■ Aim of the exercise: Return each line containing "архивного".

■ Input records:
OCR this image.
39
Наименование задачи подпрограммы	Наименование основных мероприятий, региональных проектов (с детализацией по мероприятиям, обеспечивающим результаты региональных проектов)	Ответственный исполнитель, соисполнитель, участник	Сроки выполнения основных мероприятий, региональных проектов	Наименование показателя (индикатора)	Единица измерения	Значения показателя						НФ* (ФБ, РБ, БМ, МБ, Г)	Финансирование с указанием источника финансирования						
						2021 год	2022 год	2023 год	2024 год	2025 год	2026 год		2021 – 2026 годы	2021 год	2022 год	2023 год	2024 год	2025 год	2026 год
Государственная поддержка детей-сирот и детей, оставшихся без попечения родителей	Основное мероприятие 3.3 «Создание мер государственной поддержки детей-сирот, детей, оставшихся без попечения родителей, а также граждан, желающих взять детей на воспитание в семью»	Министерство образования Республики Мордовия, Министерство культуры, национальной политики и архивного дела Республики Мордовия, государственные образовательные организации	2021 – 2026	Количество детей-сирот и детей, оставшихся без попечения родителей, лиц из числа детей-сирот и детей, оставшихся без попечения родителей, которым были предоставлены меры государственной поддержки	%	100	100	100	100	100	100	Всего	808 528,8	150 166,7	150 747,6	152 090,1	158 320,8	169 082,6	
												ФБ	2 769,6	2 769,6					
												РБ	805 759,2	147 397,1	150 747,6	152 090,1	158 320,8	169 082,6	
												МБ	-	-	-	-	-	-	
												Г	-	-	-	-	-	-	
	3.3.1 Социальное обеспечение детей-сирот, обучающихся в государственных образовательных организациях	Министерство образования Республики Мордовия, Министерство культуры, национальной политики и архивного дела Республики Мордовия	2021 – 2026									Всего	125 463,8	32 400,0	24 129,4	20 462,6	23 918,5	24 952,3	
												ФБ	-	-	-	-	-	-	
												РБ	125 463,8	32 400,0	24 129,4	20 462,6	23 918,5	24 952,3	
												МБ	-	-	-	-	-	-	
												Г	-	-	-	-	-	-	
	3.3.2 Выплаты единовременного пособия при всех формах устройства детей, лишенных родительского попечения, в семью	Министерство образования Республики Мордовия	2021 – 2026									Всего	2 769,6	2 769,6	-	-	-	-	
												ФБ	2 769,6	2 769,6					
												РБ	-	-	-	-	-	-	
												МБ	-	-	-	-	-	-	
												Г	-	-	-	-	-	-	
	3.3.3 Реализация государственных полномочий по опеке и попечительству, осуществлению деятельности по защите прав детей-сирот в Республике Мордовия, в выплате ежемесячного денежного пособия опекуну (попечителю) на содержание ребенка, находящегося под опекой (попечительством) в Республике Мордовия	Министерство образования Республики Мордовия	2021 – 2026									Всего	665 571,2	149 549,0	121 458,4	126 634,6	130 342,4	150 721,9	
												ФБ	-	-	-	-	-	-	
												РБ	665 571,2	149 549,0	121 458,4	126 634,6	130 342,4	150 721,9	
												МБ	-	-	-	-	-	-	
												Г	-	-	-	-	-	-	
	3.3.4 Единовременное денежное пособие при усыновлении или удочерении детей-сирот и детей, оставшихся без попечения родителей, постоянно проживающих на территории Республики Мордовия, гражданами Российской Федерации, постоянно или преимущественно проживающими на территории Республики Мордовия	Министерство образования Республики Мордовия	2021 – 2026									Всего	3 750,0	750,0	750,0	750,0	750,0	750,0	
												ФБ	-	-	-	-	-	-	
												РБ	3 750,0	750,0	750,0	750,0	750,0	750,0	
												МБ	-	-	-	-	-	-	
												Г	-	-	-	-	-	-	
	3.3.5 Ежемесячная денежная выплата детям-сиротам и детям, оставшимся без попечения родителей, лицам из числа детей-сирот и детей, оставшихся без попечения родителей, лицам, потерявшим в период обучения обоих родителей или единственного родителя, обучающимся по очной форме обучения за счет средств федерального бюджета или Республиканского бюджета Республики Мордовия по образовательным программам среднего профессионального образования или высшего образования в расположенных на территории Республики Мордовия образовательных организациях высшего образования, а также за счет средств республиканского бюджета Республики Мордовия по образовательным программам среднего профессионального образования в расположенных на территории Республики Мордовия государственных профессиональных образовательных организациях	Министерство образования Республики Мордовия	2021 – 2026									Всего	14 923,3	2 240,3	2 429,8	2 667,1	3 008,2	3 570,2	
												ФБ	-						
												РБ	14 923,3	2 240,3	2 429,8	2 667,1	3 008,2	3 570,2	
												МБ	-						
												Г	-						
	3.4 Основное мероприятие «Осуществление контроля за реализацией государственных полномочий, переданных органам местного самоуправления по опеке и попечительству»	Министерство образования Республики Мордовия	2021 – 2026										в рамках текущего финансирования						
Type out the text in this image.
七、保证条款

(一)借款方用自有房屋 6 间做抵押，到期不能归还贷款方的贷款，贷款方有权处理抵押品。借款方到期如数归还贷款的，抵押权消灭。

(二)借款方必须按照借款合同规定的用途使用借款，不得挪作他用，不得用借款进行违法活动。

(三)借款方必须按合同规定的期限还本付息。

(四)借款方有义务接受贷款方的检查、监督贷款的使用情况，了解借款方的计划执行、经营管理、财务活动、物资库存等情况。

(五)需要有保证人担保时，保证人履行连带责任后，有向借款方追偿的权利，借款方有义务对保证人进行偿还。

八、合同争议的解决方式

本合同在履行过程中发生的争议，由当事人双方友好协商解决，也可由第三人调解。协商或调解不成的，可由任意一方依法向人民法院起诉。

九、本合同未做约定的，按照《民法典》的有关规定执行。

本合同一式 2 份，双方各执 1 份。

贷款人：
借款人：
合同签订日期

■ Expected output:
Государственная поддержка детей-сирот и детей, оставшихся без попечения родителей	Основное мероприятие 3.3 «Создание мер государственной поддержки детей-сирот, детей, оставшихся без попечения родителей, а также граждан, желающих взять детей на воспитание в семью»	Министерство образования Республики Мордовия, Министерство культуры, национальной политики и архивного дела Республики Мордовия, государственные образовательные организации	2021 – 2026	Количество детей-сирот и детей, оставшихся без попечения родителей, лиц из числа детей-сирот и детей, оставшихся без попечения родителей, которым были предоставлены меры государственной поддержки	%	100	100	100	100	100	100	Всего	808 528,8	150 166,7	150 747,6	152 090,1	158 320,8	169 082,6	
	3.3.1 Социальное обеспечение детей-сирот, обучающихся в государственных образовательных организациях	Министерство образования Республики Мордовия, Министерство культуры, национальной политики и архивного дела Республики Мордовия	2021 – 2026									Всего	125 463,8	32 400,0	24 129,4	20 462,6	23 918,5	24 952,3	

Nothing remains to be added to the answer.